REQUIREMENTS | Output the material word for word. Leave each picture out.

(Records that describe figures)
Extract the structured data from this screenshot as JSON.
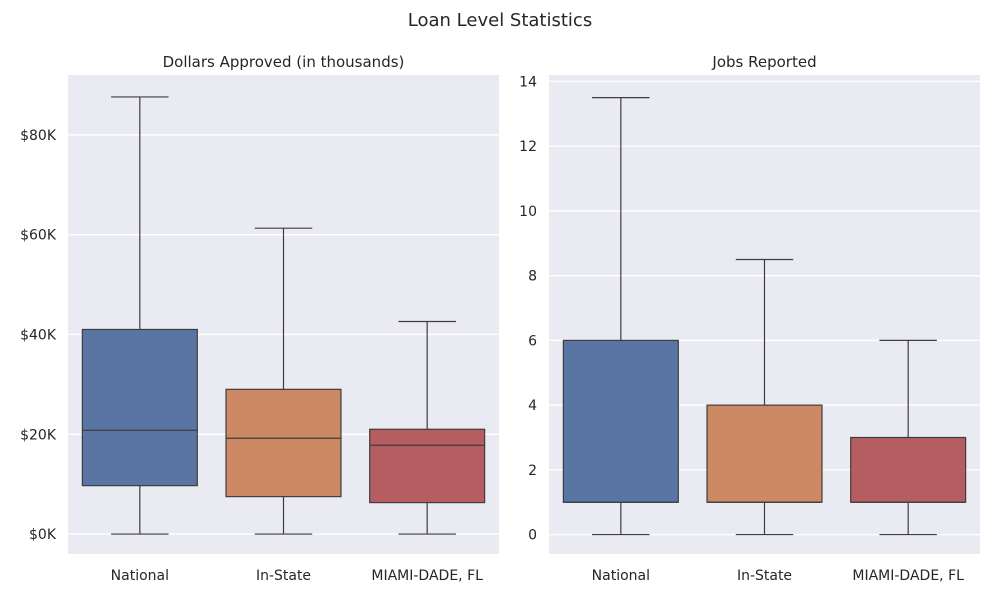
{
  "figure": {
    "title": "Loan Level Statistics"
  },
  "colors": {
    "background": "#EAEAF2",
    "grid": "#FFFFFF",
    "box_edge": "#3D3D3D",
    "text": "#262626",
    "national": "#5875A4",
    "instate": "#CC8963",
    "county": "#B55D60"
  },
  "chart_data": [
    {
      "type": "box",
      "title": "Dollars Approved (in thousands)",
      "xlabel": "",
      "ylabel": "",
      "categories": [
        "National",
        "In-State",
        "MIAMI-DADE, FL"
      ],
      "tick_labels": [
        "$0K",
        "$20K",
        "$40K",
        "$60K",
        "$80K"
      ],
      "tick_values": [
        0,
        20,
        40,
        60,
        80
      ],
      "ylim": [
        -4,
        92
      ],
      "grid": true,
      "boxes": [
        {
          "name": "National",
          "whisker_low": 0,
          "q1": 9.7,
          "median": 20.8,
          "q3": 41.0,
          "whisker_high": 87.6
        },
        {
          "name": "In-State",
          "whisker_low": 0,
          "q1": 7.5,
          "median": 19.2,
          "q3": 29.0,
          "whisker_high": 61.3
        },
        {
          "name": "MIAMI-DADE, FL",
          "whisker_low": 0,
          "q1": 6.3,
          "median": 17.8,
          "q3": 21.0,
          "whisker_high": 42.6
        }
      ]
    },
    {
      "type": "box",
      "title": "Jobs Reported",
      "xlabel": "",
      "ylabel": "",
      "categories": [
        "National",
        "In-State",
        "MIAMI-DADE, FL"
      ],
      "tick_labels": [
        "0",
        "2",
        "4",
        "6",
        "8",
        "10",
        "12",
        "14"
      ],
      "tick_values": [
        0,
        2,
        4,
        6,
        8,
        10,
        12,
        14
      ],
      "ylim": [
        -0.6,
        14.2
      ],
      "grid": true,
      "boxes": [
        {
          "name": "National",
          "whisker_low": 0,
          "q1": 1,
          "median": 1,
          "q3": 6,
          "whisker_high": 13.5
        },
        {
          "name": "In-State",
          "whisker_low": 0,
          "q1": 1,
          "median": 1,
          "q3": 4,
          "whisker_high": 8.5
        },
        {
          "name": "MIAMI-DADE, FL",
          "whisker_low": 0,
          "q1": 1,
          "median": 1,
          "q3": 3,
          "whisker_high": 6
        }
      ]
    }
  ]
}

TASK RESPONSE |
Extract the structured data from this screenshot as JSON.
{
  "figure": {
    "title": "Loan Level Statistics"
  },
  "colors": {
    "background": "#EAEAF2",
    "grid": "#FFFFFF",
    "box_edge": "#3D3D3D",
    "text": "#262626",
    "national": "#5875A4",
    "instate": "#CC8963",
    "county": "#B55D60"
  },
  "chart_data": [
    {
      "type": "box",
      "title": "Dollars Approved (in thousands)",
      "xlabel": "",
      "ylabel": "",
      "categories": [
        "National",
        "In-State",
        "MIAMI-DADE, FL"
      ],
      "tick_labels": [
        "$0K",
        "$20K",
        "$40K",
        "$60K",
        "$80K"
      ],
      "tick_values": [
        0,
        20,
        40,
        60,
        80
      ],
      "ylim": [
        -4,
        92
      ],
      "grid": true,
      "boxes": [
        {
          "name": "National",
          "whisker_low": 0,
          "q1": 9.7,
          "median": 20.8,
          "q3": 41.0,
          "whisker_high": 87.6
        },
        {
          "name": "In-State",
          "whisker_low": 0,
          "q1": 7.5,
          "median": 19.2,
          "q3": 29.0,
          "whisker_high": 61.3
        },
        {
          "name": "MIAMI-DADE, FL",
          "whisker_low": 0,
          "q1": 6.3,
          "median": 17.8,
          "q3": 21.0,
          "whisker_high": 42.6
        }
      ]
    },
    {
      "type": "box",
      "title": "Jobs Reported",
      "xlabel": "",
      "ylabel": "",
      "categories": [
        "National",
        "In-State",
        "MIAMI-DADE, FL"
      ],
      "tick_labels": [
        "0",
        "2",
        "4",
        "6",
        "8",
        "10",
        "12",
        "14"
      ],
      "tick_values": [
        0,
        2,
        4,
        6,
        8,
        10,
        12,
        14
      ],
      "ylim": [
        -0.6,
        14.2
      ],
      "grid": true,
      "boxes": [
        {
          "name": "National",
          "whisker_low": 0,
          "q1": 1,
          "median": 1,
          "q3": 6,
          "whisker_high": 13.5
        },
        {
          "name": "In-State",
          "whisker_low": 0,
          "q1": 1,
          "median": 1,
          "q3": 4,
          "whisker_high": 8.5
        },
        {
          "name": "MIAMI-DADE, FL",
          "whisker_low": 0,
          "q1": 1,
          "median": 1,
          "q3": 3,
          "whisker_high": 6
        }
      ]
    }
  ]
}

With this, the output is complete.